Task requirements: Filter the records below for the word "Users". Copy each line that holds it.

Recorded data:
________

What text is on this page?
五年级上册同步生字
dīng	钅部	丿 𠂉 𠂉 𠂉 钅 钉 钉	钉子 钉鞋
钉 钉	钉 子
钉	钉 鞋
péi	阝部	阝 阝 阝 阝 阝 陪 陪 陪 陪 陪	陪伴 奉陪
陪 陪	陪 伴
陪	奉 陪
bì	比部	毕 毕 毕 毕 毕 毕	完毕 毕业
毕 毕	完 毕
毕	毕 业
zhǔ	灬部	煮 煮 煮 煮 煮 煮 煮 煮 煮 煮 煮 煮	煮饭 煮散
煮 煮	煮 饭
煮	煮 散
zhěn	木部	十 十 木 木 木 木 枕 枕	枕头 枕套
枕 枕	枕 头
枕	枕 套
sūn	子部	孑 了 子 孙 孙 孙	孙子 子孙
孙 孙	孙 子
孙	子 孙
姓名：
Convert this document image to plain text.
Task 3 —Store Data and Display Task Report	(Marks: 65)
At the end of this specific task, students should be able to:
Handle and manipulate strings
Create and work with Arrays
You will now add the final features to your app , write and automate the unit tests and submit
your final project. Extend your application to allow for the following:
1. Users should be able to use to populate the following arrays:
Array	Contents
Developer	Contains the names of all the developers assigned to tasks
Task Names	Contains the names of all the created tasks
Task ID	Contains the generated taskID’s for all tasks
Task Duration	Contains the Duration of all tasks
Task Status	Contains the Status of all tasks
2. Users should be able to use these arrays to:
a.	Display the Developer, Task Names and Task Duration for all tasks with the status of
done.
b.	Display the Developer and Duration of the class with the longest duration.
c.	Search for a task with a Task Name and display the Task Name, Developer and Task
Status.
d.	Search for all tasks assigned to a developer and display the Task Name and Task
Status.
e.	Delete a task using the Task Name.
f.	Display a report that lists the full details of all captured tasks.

________

Correct response:
1. Users should be able to use to populate the following arrays:
2. Users should be able to use these arrays to:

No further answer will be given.